Set exercise:
In the material below, find all lines with the string "quiz" and copy them.

*-*-*

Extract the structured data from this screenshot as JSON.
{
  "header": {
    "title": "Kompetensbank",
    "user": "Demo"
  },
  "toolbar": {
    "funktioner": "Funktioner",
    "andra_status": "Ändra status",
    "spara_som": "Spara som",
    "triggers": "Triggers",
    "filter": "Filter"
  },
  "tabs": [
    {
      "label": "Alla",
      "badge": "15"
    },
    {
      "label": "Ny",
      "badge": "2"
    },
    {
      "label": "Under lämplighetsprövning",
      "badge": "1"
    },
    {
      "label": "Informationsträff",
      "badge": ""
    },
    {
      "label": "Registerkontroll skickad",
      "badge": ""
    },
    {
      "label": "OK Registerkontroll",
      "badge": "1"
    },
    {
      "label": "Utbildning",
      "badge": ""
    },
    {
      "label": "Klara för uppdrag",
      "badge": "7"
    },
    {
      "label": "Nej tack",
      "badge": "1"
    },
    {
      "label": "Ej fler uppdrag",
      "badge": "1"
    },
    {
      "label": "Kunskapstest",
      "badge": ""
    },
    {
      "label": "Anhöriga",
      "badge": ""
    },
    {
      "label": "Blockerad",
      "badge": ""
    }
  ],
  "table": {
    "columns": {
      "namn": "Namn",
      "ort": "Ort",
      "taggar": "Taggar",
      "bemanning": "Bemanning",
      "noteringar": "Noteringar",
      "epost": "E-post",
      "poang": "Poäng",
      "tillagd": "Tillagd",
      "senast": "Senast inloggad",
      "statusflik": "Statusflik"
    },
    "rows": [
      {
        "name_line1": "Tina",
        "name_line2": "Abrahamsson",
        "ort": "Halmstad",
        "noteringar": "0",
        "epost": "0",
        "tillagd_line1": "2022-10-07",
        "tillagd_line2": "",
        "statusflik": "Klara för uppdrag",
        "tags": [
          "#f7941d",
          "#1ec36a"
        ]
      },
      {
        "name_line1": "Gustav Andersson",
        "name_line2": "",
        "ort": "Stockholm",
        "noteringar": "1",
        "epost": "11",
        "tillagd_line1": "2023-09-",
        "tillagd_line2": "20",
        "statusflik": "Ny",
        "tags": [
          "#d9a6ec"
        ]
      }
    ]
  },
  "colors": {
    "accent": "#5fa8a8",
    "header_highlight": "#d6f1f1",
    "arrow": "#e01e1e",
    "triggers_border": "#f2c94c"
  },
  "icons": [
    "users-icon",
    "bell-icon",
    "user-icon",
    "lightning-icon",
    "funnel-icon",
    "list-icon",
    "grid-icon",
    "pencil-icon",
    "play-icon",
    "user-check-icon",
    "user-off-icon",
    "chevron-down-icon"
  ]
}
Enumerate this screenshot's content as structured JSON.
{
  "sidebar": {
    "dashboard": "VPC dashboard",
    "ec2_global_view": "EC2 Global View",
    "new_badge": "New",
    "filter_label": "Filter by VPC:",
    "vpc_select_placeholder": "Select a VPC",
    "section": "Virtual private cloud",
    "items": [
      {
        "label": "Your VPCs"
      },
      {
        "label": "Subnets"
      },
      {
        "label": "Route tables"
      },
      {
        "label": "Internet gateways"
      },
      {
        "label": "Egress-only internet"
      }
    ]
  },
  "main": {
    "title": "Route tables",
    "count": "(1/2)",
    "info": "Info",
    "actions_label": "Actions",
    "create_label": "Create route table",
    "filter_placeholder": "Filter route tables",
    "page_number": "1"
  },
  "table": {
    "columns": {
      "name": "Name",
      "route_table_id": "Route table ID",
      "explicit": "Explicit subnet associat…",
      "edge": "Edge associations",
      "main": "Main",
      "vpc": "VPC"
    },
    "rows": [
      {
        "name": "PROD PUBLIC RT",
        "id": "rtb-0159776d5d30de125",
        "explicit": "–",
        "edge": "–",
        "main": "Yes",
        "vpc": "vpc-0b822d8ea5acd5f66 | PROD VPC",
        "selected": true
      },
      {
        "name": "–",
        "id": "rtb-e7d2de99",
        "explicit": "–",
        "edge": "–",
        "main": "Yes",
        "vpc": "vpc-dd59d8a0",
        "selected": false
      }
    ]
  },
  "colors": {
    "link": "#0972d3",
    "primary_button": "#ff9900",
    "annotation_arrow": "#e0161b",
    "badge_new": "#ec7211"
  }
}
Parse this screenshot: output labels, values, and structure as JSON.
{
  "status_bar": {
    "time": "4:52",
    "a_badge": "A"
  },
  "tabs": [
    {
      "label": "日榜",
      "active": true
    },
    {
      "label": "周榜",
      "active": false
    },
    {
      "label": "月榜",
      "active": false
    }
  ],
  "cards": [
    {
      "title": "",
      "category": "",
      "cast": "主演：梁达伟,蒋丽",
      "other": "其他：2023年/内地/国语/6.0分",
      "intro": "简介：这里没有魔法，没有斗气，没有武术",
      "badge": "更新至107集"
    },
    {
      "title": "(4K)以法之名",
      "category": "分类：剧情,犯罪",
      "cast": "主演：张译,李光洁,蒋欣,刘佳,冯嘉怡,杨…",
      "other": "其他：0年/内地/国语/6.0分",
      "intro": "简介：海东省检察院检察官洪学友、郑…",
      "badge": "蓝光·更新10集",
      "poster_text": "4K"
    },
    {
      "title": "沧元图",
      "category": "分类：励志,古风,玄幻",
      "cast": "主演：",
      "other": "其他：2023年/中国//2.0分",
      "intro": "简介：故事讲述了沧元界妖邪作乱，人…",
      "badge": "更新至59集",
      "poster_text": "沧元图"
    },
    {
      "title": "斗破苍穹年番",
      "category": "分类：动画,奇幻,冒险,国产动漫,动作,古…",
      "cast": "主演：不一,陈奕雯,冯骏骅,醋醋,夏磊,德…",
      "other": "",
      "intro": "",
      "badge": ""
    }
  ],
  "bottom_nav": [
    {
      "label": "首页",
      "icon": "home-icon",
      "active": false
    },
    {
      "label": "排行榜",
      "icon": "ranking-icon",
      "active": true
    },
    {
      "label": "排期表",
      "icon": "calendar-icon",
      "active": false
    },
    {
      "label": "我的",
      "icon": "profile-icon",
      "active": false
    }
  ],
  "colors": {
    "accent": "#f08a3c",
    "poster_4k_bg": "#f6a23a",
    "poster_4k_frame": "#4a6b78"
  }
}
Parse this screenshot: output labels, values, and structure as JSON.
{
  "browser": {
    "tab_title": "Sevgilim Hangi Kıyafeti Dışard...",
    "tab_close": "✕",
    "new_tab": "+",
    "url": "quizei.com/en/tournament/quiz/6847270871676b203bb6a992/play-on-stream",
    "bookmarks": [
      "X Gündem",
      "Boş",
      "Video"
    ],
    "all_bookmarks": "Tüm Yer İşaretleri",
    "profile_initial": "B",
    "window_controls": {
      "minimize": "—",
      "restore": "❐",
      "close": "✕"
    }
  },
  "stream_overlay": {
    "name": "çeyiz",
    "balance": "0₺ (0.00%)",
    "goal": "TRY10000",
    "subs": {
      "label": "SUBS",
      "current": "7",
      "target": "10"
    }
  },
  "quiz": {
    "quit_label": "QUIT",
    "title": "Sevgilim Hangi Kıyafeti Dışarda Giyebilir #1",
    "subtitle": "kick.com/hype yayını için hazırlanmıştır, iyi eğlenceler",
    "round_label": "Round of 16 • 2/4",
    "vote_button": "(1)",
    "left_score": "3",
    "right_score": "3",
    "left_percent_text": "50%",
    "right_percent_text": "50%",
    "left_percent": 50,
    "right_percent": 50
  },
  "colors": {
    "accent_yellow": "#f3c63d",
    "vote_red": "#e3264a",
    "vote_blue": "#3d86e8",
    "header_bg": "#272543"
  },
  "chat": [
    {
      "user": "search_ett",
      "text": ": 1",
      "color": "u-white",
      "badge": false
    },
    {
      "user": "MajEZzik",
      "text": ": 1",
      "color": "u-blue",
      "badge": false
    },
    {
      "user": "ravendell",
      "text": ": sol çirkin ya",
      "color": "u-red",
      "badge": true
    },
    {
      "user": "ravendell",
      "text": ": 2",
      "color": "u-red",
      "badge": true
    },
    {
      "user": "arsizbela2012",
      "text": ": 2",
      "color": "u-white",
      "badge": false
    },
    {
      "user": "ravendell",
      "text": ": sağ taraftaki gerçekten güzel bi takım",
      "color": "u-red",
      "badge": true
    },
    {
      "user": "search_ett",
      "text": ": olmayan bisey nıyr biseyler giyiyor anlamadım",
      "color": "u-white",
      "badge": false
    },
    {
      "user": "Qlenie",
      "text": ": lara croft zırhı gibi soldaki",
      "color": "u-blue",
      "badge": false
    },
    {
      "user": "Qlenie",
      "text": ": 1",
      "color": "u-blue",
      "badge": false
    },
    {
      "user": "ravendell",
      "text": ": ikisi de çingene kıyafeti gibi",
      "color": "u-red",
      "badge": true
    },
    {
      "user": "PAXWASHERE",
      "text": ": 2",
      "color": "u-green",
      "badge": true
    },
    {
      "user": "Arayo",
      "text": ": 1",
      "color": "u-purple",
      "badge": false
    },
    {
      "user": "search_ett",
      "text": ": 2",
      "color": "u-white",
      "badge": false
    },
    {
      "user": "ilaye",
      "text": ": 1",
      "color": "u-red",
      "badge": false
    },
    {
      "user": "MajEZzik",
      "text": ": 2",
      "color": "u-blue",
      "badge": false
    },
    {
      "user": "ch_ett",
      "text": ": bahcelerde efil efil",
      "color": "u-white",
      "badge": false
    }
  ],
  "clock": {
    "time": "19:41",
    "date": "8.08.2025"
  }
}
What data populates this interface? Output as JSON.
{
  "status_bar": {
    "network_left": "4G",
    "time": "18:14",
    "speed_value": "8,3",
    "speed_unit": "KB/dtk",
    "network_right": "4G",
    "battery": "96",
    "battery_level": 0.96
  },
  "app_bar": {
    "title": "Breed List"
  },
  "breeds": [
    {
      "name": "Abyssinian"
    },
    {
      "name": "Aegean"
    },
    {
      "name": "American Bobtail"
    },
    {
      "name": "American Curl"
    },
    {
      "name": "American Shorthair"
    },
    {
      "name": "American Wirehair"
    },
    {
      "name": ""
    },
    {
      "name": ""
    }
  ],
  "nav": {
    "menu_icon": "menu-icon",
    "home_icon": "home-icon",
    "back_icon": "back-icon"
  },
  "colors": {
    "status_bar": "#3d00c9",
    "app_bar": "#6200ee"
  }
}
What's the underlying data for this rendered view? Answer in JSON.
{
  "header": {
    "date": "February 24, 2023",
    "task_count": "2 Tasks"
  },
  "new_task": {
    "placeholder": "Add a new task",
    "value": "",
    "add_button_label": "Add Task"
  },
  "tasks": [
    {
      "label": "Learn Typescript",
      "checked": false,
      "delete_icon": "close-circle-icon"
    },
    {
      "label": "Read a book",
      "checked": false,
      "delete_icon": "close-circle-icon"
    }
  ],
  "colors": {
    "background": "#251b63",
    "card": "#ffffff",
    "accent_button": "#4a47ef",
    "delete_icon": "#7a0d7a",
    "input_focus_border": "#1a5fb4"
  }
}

*-*-*

Answer to this exercise:
    "url": "quizei.com/en/tournament/quiz/6847270871676b203bb6a992/play-on-stream",
  "quiz": {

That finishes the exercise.